Material for this task start
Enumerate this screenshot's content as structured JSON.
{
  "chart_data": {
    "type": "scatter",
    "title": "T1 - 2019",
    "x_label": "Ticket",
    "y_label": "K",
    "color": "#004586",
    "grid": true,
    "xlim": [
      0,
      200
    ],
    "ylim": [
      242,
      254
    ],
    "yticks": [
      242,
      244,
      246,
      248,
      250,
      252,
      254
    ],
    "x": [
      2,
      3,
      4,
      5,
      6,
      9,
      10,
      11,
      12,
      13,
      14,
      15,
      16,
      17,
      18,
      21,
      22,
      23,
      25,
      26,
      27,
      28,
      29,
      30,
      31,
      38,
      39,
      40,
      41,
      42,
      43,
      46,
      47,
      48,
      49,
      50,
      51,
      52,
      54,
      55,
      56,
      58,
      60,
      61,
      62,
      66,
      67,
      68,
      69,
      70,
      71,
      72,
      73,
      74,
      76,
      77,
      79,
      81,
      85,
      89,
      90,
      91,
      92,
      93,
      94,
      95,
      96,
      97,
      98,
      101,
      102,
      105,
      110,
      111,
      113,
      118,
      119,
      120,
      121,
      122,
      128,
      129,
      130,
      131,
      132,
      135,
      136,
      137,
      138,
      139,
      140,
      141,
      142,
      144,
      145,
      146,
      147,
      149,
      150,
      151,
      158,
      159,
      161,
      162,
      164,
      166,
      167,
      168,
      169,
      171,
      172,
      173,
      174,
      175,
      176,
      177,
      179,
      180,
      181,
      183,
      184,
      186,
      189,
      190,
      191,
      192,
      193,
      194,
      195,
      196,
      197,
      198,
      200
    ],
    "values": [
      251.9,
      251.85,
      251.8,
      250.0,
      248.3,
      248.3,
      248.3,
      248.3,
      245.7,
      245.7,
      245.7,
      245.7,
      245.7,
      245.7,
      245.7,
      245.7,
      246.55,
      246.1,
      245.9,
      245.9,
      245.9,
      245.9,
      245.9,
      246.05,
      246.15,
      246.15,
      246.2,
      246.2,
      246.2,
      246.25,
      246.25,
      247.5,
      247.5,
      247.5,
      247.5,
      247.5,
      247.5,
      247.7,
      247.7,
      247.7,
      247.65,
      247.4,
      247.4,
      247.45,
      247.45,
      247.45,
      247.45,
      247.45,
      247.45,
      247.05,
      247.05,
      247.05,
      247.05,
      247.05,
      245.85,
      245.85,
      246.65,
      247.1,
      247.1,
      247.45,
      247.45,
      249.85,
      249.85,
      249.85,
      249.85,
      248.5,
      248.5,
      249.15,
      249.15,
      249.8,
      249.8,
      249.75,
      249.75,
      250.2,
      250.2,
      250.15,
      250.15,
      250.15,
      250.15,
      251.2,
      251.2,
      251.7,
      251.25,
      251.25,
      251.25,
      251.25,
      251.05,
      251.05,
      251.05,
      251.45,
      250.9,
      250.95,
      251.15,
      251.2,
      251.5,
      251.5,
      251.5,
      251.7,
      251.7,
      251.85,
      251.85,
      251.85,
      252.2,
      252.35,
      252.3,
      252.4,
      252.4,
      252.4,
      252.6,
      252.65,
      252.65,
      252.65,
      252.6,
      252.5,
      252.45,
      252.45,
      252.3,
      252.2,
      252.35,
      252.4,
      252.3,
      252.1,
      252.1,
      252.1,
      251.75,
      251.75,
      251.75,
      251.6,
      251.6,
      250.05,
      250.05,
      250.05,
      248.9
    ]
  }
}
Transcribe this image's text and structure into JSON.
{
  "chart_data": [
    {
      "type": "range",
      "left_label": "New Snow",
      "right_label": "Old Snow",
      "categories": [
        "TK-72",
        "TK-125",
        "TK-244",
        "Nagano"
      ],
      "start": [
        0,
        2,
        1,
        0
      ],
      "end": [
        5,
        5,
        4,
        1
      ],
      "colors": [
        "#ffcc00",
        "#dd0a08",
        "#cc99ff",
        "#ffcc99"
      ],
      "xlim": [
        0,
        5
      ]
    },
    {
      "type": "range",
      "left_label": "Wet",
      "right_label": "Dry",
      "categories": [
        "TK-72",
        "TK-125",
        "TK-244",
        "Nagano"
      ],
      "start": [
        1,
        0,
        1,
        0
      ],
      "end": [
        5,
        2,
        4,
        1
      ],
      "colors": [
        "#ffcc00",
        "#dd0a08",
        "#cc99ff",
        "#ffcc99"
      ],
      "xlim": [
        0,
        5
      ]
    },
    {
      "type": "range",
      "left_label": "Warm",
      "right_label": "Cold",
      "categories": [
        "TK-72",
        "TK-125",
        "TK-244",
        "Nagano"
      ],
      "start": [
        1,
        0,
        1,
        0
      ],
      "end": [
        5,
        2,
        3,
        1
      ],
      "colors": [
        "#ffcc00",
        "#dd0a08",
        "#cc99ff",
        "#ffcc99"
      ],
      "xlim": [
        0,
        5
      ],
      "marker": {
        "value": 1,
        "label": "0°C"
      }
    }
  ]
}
Material for this task end
Task to carry out :: Could you quote the material above in full, exactly as it stands?

Response for this exercise ::
Enumerate this screenshot's content as structured JSON.
{
  "chart_data": {
    "type": "scatter",
    "title": "T1 - 2019",
    "x_label": "Ticket",
    "y_label": "K",
    "color": "#004586",
    "grid": true,
    "xlim": [
      0,
      200
    ],
    "ylim": [
      242,
      254
    ],
    "yticks": [
      242,
      244,
      246,
      248,
      250,
      252,
      254
    ],
    "x": [
      2,
      3,
      4,
      5,
      6,
      9,
      10,
      11,
      12,
      13,
      14,
      15,
      16,
      17,
      18,
      21,
      22,
      23,
      25,
      26,
      27,
      28,
      29,
      30,
      31,
      38,
      39,
      40,
      41,
      42,
      43,
      46,
      47,
      48,
      49,
      50,
      51,
      52,
      54,
      55,
      56,
      58,
      60,
      61,
      62,
      66,
      67,
      68,
      69,
      70,
      71,
      72,
      73,
      74,
      76,
      77,
      79,
      81,
      85,
      89,
      90,
      91,
      92,
      93,
      94,
      95,
      96,
      97,
      98,
      101,
      102,
      105,
      110,
      111,
      113,
      118,
      119,
      120,
      121,
      122,
      128,
      129,
      130,
      131,
      132,
      135,
      136,
      137,
      138,
      139,
      140,
      141,
      142,
      144,
      145,
      146,
      147,
      149,
      150,
      151,
      158,
      159,
      161,
      162,
      164,
      166,
      167,
      168,
      169,
      171,
      172,
      173,
      174,
      175,
      176,
      177,
      179,
      180,
      181,
      183,
      184,
      186,
      189,
      190,
      191,
      192,
      193,
      194,
      195,
      196,
      197,
      198,
      200
    ],
    "values": [
      251.9,
      251.85,
      251.8,
      250.0,
      248.3,
      248.3,
      248.3,
      248.3,
      245.7,
      245.7,
      245.7,
      245.7,
      245.7,
      245.7,
      245.7,
      245.7,
      246.55,
      246.1,
      245.9,
      245.9,
      245.9,
      245.9,
      245.9,
      246.05,
      246.15,
      246.15,
      246.2,
      246.2,
      246.2,
      246.25,
      246.25,
      247.5,
      247.5,
      247.5,
      247.5,
      247.5,
      247.5,
      247.7,
      247.7,
      247.7,
      247.65,
      247.4,
      247.4,
      247.45,
      247.45,
      247.45,
      247.45,
      247.45,
      247.45,
      247.05,
      247.05,
      247.05,
      247.05,
      247.05,
      245.85,
      245.85,
      246.65,
      247.1,
      247.1,
      247.45,
      247.45,
      249.85,
      249.85,
      249.85,
      249.85,
      248.5,
      248.5,
      249.15,
      249.15,
      249.8,
      249.8,
      249.75,
      249.75,
      250.2,
      250.2,
      250.15,
      250.15,
      250.15,
      250.15,
      251.2,
      251.2,
      251.7,
      251.25,
      251.25,
      251.25,
      251.25,
      251.05,
      251.05,
      251.05,
      251.45,
      250.9,
      250.95,
      251.15,
      251.2,
      251.5,
      251.5,
      251.5,
      251.7,
      251.7,
      251.85,
      251.85,
      251.85,
      252.2,
      252.35,
      252.3,
      252.4,
      252.4,
      252.4,
      252.6,
      252.65,
      252.65,
      252.65,
      252.6,
      252.5,
      252.45,
      252.45,
      252.3,
      252.2,
      252.35,
      252.4,
      252.3,
      252.1,
      252.1,
      252.1,
      251.75,
      251.75,
      251.75,
      251.6,
      251.6,
      250.05,
      250.05,
      250.05,
      248.9
    ]
  }
}
Transcribe this image's text and structure into JSON.
{
  "chart_data": [
    {
      "type": "range",
      "left_label": "New Snow",
      "right_label": "Old Snow",
      "categories": [
        "TK-72",
        "TK-125",
        "TK-244",
        "Nagano"
      ],
      "start": [
        0,
        2,
        1,
        0
      ],
      "end": [
        5,
        5,
        4,
        1
      ],
      "colors": [
        "#ffcc00",
        "#dd0a08",
        "#cc99ff",
        "#ffcc99"
      ],
      "xlim": [
        0,
        5
      ]
    },
    {
      "type": "range",
      "left_label": "Wet",
      "right_label": "Dry",
      "categories": [
        "TK-72",
        "TK-125",
        "TK-244",
        "Nagano"
      ],
      "start": [
        1,
        0,
        1,
        0
      ],
      "end": [
        5,
        2,
        4,
        1
      ],
      "colors": [
        "#ffcc00",
        "#dd0a08",
        "#cc99ff",
        "#ffcc99"
      ],
      "xlim": [
        0,
        5
      ]
    },
    {
      "type": "range",
      "left_label": "Warm",
      "right_label": "Cold",
      "categories": [
        "TK-72",
        "TK-125",
        "TK-244",
        "Nagano"
      ],
      "start": [
        1,
        0,
        1,
        0
      ],
      "end": [
        5,
        2,
        3,
        1
      ],
      "colors": [
        "#ffcc00",
        "#dd0a08",
        "#cc99ff",
        "#ffcc99"
      ],
      "xlim": [
        0,
        5
      ],
      "marker": {
        "value": 1,
        "label": "0°C"
      }
    }
  ]
}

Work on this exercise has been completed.